# START OF Data provided

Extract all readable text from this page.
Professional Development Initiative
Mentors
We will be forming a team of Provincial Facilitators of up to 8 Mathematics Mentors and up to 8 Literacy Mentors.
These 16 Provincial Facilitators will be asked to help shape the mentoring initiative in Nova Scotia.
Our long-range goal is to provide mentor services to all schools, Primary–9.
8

# END OF Data provided
# START OF Data provided

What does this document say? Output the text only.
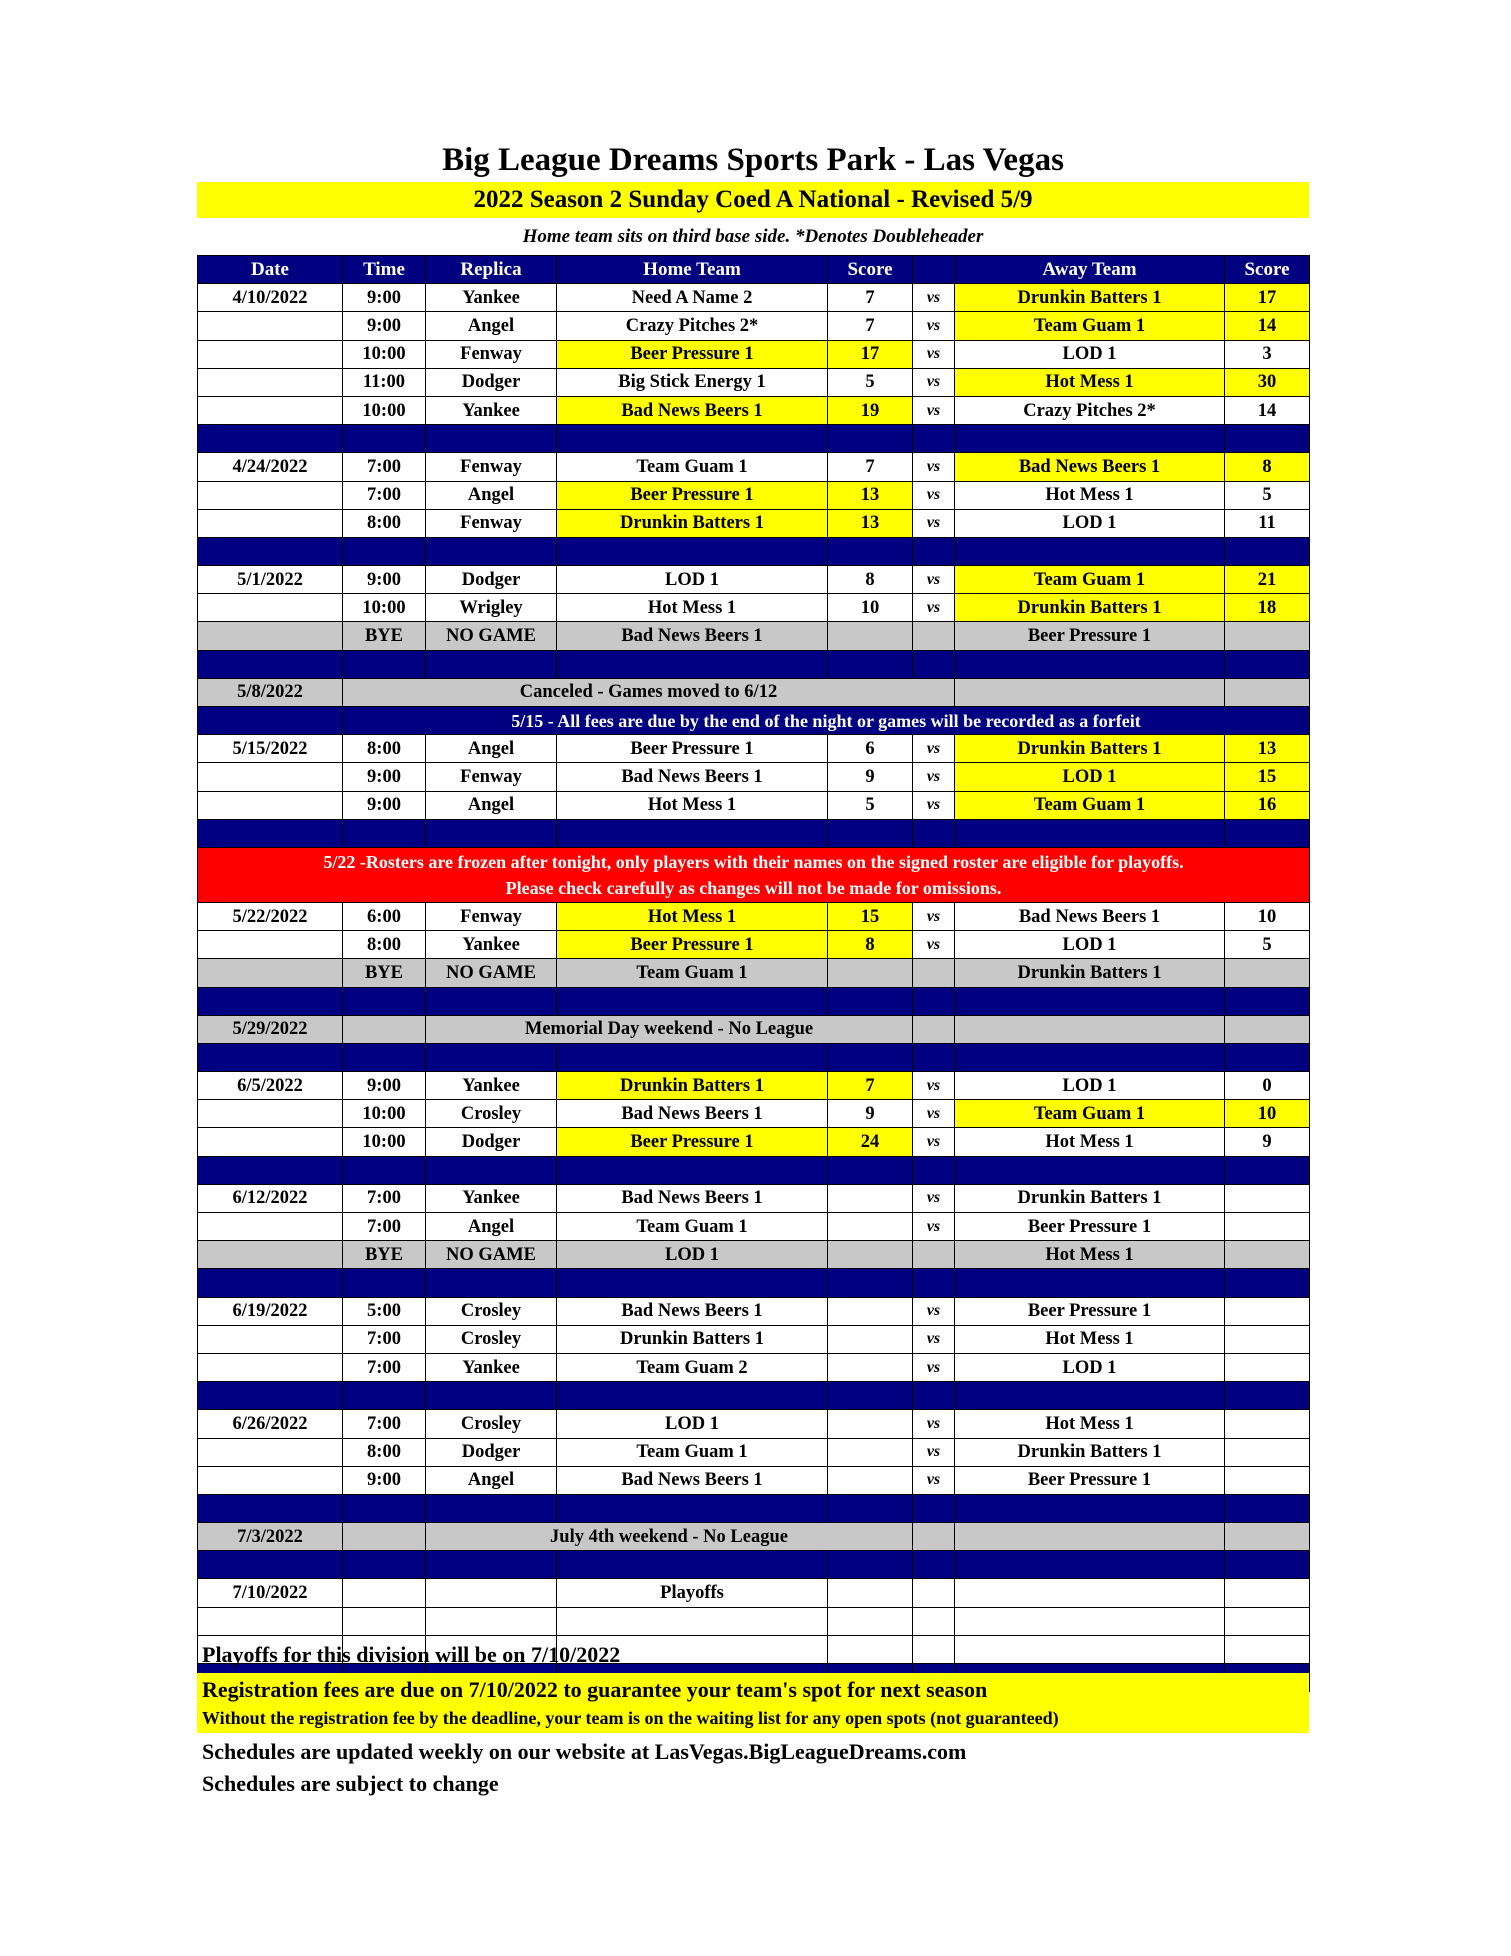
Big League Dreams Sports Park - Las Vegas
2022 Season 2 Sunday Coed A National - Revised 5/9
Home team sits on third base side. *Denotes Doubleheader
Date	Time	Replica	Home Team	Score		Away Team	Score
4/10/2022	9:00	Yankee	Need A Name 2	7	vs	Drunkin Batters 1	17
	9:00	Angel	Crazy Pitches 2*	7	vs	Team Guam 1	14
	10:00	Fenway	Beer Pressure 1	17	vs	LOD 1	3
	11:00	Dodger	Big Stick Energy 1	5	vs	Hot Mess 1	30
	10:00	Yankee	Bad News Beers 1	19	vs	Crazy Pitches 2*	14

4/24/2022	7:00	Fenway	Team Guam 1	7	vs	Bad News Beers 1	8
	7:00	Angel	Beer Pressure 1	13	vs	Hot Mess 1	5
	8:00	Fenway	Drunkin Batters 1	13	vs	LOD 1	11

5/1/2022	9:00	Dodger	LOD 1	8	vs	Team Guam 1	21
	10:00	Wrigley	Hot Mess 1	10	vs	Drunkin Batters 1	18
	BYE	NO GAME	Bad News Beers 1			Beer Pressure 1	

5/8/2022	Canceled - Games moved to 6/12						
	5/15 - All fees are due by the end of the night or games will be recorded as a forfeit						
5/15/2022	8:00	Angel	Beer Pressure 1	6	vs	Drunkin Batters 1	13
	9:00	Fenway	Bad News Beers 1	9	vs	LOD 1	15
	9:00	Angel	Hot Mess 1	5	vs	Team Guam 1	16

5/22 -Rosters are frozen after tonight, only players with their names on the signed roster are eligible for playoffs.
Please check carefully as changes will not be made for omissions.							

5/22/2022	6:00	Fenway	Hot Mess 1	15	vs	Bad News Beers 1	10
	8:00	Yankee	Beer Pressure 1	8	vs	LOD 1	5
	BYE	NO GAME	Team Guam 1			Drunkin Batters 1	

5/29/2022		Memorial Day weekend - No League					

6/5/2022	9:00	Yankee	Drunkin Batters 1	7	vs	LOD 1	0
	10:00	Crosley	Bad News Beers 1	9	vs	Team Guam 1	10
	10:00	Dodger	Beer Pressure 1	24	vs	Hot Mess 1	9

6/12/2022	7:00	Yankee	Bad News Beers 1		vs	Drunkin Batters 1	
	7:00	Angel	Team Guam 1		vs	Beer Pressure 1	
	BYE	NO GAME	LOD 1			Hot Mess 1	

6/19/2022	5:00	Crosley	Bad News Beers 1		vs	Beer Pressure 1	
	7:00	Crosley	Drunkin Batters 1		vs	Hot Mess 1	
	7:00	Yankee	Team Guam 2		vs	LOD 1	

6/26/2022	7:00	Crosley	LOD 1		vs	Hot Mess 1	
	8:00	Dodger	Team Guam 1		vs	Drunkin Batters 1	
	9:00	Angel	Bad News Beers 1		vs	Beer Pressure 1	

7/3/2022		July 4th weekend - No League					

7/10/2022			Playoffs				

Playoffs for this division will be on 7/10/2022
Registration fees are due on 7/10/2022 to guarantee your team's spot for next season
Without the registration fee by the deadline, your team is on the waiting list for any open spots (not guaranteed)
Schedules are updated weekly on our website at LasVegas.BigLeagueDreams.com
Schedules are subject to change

# END OF Data provided

## Task prompt
Copy each line of the preceding data that contains the string "only".

## Exercise response
What does this document say? Output the text only.
5/22 -Rosters are frozen after tonight, only players with their names on the signed roster are eligible for playoffs.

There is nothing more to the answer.